**Exercise requirements**.
Tally the lines that contain "doctrine" and report the total alone.
● ● ● ● ●
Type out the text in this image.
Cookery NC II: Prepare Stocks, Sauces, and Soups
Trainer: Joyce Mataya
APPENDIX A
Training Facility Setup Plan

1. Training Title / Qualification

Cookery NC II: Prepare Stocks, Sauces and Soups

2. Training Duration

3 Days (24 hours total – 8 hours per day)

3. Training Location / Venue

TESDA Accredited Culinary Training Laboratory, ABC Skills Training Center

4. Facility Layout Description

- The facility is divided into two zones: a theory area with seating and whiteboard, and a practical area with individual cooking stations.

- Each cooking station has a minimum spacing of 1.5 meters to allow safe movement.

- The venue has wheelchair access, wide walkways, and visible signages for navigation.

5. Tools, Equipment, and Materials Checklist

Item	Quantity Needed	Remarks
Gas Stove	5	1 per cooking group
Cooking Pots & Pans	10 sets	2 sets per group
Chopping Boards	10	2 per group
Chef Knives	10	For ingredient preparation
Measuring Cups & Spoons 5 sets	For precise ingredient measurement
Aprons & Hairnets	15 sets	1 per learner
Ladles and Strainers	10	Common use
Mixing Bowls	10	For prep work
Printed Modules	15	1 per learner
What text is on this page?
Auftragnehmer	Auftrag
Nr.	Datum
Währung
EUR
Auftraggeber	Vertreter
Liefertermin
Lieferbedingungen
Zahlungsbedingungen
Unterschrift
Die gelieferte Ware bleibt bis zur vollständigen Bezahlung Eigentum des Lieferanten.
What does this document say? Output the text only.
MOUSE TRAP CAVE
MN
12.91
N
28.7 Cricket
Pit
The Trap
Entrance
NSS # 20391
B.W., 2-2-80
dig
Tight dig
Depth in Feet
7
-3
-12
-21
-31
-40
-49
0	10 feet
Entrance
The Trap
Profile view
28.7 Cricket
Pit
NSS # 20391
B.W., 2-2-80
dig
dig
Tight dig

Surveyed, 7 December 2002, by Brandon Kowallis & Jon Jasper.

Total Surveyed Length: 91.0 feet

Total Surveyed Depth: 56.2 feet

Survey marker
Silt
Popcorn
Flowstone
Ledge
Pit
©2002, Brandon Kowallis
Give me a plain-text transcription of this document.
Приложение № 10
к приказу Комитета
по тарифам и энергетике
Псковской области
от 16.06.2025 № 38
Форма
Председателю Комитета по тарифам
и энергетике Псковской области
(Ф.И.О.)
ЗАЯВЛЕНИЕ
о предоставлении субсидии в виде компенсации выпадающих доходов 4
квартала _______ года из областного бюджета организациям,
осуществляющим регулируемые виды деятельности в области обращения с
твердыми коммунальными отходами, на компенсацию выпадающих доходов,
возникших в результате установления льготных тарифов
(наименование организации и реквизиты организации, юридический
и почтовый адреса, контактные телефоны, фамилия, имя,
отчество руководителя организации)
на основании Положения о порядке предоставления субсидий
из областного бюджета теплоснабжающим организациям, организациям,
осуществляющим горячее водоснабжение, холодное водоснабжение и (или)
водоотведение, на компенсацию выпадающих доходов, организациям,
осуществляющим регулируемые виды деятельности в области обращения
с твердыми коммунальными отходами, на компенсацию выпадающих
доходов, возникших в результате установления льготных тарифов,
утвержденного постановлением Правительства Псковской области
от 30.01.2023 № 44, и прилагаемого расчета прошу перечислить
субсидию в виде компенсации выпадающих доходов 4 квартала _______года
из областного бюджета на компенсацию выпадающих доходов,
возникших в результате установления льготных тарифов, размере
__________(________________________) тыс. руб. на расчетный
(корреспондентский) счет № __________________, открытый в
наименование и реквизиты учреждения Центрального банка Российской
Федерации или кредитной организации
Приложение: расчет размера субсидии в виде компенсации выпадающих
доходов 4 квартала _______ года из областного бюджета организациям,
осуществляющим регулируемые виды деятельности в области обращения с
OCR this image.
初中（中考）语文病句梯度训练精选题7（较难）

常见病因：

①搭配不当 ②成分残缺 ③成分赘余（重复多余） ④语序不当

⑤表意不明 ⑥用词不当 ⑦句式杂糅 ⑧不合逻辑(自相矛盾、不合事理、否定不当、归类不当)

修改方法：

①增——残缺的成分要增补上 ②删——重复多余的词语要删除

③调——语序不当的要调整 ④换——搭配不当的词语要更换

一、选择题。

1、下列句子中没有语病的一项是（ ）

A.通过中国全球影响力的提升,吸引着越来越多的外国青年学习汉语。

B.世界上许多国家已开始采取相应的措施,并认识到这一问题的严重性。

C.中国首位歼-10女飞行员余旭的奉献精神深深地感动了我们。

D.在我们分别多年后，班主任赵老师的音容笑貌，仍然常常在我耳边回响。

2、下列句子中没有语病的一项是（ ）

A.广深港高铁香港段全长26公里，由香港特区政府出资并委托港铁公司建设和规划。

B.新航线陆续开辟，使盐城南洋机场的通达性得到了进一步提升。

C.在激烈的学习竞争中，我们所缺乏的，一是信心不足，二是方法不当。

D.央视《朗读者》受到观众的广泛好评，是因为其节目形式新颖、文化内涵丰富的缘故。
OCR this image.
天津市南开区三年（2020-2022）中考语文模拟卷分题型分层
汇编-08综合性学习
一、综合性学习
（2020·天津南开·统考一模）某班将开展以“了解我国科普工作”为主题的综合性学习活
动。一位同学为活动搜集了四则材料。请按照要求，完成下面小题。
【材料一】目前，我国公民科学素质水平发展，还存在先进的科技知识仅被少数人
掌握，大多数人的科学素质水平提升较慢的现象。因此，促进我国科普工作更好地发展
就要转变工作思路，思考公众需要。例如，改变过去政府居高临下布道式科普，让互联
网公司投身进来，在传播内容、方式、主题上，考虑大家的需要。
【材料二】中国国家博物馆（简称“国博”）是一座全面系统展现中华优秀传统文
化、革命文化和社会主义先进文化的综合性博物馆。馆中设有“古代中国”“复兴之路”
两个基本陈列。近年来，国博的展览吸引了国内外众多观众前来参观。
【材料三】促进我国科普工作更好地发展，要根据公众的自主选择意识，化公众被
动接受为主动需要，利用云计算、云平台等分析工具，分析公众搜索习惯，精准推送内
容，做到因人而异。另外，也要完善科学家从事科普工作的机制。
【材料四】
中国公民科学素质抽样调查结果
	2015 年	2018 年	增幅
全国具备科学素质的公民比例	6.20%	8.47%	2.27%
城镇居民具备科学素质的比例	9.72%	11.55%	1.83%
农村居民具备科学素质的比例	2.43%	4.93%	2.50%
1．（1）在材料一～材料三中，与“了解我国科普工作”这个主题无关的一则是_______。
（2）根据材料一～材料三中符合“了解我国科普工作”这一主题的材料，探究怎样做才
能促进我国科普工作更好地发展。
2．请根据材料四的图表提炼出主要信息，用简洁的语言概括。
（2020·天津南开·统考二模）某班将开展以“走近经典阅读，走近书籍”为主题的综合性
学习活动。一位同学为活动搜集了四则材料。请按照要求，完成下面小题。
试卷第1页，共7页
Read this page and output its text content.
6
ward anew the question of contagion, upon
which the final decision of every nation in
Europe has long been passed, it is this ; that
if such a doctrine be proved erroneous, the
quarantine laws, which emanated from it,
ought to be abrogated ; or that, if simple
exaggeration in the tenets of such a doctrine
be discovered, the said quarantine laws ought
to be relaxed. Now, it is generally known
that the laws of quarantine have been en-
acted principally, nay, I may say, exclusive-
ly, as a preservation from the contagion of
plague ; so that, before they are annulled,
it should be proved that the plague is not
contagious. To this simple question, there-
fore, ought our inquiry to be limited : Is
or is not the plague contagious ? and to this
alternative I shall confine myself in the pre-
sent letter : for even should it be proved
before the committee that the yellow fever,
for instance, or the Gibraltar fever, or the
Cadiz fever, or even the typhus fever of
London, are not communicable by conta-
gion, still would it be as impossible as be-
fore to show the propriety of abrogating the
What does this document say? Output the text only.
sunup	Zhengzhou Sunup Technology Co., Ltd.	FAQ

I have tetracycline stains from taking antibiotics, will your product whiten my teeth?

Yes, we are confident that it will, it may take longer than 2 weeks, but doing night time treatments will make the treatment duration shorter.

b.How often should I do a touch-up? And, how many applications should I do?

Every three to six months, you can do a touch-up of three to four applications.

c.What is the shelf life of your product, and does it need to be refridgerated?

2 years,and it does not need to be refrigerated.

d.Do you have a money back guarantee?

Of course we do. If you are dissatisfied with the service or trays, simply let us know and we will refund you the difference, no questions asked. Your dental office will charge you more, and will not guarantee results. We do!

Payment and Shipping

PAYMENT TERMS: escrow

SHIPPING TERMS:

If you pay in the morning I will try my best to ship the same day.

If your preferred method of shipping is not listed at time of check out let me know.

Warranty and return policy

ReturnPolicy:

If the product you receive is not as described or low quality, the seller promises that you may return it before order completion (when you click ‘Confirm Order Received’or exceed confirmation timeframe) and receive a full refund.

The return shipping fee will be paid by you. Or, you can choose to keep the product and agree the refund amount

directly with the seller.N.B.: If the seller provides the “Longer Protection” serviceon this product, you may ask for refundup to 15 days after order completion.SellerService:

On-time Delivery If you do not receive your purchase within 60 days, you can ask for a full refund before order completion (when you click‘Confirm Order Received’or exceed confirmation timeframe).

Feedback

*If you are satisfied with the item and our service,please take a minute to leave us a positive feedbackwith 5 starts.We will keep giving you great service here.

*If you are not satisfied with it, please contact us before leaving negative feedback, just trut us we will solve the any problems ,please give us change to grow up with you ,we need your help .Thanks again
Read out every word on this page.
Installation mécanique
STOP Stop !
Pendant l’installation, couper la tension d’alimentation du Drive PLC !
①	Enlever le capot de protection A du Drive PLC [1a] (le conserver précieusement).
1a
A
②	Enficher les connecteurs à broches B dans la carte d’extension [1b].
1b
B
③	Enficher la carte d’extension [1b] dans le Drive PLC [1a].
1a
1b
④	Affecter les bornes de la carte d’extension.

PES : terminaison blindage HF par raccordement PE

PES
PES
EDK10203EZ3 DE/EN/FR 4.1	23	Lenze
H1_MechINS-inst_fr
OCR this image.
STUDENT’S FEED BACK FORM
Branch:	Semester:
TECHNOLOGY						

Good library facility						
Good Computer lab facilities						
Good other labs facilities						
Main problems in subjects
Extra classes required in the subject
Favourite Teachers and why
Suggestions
● ● ● ● ●
**The response**.
2